------ Text block

Saturday, March 23, 2019

❡ We are counting every km of OFC laid under Bharatnet, because for every 10% increase in broadband penetration, India's GDP rises 3.3% ❡—Telecoms secretary.

Soaring smartphones sales have pushed internet useage in India to 355m. For example 109m units were sold in 2016 and 40m in last quarter!! Internet speeds are very poor because 4G networks have been choked with sudden influx of users. Govt is diligently building a nationwide fibre network which it says will transform the scene. Completion of Phase 1 of Bharatnet by 2017 will connect 1 lakh panchayats with speeds of 1Gbps.

Phase 2 to connect remaining 1.5 lakh panchayats was started in Nov 2017. 10 lakh km of optical cabling will be completed by Mar 2019. Target is not so daunting as ducting for 1.12 lakh panchayats has already been laid, 7 states will engage private players, a lot of cabling will be put on overhead electric poles, and radio & satellites will be used in difficult terrains. Kerala, Karnataka & Haryana has completed their networks. Large states like Maha, TN, AP, Gujarat, TG have well prepared plans.

Govt will site 2-5 Wifi hotspots in each GP. Huge number of existing Wifi will be integrated to fibre. Broadband will be sold at 25% of existing price to reduce end-user charges. No restriction will be placed on who hires fibre or provides last mile services. Maintenance agencies will get very long tenures to reduce costs. All material will be sourced indigenously.

------------
------ Items

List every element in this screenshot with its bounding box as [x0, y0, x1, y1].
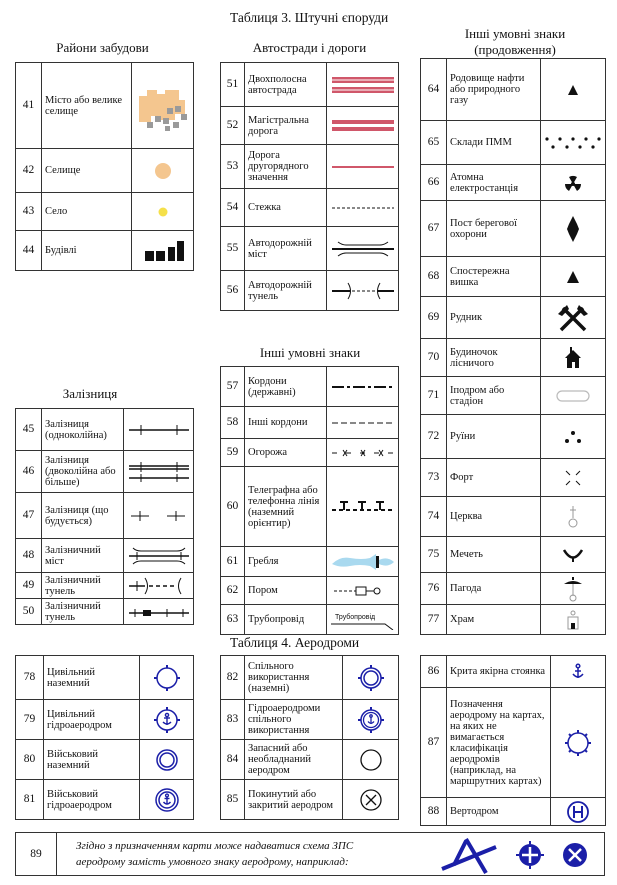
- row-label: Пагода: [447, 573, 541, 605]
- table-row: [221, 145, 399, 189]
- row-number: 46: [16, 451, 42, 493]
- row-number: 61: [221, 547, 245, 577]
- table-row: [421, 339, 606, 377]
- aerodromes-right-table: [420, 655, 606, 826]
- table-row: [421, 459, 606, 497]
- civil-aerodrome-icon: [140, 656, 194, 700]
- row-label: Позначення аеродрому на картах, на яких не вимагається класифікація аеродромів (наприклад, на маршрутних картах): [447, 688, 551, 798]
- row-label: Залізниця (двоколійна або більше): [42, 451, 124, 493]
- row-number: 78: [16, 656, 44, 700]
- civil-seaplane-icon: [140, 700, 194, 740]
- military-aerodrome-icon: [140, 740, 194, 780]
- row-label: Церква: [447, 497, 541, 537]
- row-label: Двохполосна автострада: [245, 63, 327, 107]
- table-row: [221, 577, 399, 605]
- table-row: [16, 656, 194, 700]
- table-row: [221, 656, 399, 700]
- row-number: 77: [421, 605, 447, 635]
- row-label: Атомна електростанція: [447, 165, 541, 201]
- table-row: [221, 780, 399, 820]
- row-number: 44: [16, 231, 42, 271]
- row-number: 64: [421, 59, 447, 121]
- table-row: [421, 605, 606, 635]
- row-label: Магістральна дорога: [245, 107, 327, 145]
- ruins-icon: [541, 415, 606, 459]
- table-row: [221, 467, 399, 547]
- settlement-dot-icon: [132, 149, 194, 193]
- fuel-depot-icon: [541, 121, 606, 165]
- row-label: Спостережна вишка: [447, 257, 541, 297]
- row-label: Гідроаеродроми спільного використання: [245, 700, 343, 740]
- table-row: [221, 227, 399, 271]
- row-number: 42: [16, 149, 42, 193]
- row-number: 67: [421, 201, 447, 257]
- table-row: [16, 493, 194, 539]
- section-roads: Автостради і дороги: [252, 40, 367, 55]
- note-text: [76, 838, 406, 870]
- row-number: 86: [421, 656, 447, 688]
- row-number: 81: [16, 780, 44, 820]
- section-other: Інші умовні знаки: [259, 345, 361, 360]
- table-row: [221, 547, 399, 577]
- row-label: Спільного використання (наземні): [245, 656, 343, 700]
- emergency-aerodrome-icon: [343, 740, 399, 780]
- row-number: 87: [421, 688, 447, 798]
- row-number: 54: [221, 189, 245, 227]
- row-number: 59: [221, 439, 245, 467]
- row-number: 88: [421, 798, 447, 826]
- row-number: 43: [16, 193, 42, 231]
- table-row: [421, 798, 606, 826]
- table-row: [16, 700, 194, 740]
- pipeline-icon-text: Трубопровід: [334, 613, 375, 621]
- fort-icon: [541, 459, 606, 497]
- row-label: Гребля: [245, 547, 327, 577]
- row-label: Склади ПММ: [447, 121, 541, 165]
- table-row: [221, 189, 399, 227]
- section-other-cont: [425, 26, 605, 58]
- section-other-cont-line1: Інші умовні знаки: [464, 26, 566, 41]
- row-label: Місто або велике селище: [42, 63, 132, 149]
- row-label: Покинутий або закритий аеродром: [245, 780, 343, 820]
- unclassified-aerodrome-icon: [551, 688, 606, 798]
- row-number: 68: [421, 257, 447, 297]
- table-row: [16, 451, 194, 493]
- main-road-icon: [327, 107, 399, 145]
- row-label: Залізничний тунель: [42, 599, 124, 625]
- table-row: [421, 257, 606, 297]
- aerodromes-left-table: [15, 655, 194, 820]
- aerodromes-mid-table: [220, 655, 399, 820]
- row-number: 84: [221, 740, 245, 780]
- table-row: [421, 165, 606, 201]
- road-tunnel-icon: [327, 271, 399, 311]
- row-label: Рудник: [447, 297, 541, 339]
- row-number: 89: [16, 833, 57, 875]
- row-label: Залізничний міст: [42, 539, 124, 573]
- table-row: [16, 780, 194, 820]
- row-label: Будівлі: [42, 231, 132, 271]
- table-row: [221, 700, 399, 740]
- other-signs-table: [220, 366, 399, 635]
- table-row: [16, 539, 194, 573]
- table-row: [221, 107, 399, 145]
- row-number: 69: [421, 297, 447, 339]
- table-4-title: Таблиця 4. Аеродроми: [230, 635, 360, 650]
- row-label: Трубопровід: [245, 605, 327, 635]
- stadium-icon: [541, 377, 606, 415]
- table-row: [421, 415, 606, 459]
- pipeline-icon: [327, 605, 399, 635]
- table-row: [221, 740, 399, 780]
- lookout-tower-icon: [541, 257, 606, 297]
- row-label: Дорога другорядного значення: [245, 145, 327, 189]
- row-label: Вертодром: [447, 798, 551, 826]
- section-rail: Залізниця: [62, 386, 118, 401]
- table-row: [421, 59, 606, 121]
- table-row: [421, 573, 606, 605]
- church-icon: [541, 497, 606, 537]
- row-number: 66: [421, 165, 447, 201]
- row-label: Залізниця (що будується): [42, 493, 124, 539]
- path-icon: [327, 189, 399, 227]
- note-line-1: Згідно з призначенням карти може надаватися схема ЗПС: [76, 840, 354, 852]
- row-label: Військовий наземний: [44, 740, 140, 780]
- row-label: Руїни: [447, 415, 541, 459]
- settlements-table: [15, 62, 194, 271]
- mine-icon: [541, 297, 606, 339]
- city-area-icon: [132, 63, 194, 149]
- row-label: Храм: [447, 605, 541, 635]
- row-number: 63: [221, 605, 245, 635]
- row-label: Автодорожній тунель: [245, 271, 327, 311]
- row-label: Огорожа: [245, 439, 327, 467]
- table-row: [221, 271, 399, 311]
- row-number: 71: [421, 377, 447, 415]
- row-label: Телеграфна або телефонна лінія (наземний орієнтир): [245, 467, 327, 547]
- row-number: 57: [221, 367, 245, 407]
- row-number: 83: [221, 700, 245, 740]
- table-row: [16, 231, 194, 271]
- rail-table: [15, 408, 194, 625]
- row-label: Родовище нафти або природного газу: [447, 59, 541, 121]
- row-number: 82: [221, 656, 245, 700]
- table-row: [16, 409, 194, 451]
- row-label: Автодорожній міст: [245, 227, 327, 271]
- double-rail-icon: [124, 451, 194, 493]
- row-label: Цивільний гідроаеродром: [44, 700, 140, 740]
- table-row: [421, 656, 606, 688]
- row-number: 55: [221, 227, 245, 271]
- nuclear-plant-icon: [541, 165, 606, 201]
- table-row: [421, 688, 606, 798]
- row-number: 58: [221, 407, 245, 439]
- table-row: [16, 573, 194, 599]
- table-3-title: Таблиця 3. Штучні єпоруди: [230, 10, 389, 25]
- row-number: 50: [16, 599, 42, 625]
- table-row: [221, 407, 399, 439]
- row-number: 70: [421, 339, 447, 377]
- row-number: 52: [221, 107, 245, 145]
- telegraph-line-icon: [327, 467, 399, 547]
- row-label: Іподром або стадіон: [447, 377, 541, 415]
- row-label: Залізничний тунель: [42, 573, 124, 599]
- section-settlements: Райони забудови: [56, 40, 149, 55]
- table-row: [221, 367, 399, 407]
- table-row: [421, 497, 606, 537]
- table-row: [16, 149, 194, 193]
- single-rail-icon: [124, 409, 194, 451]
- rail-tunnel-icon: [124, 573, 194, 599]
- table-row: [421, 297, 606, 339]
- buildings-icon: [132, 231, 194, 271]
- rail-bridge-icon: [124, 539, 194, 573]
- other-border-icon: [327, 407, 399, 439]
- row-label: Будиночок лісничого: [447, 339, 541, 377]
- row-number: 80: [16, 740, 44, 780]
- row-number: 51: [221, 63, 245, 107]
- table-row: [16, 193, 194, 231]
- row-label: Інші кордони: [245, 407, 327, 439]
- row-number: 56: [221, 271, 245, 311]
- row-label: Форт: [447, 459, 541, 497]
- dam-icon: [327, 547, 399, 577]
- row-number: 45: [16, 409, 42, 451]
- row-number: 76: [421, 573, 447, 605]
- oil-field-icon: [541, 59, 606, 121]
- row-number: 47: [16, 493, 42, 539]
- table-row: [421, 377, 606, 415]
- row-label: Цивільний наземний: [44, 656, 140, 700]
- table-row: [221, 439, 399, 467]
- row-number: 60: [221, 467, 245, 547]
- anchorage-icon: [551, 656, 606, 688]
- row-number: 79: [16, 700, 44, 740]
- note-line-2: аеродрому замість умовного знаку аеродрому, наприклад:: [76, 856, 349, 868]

------------

What to do
A. List every state named in the Bharatnet post above.
B. According to the Bharatnet post, at what price will broadband be sold?

Responses
A. Kerala, Karnataka, Haryana, Maha, TN, AP, Gujarat, TG

B. At 25% of the existing price.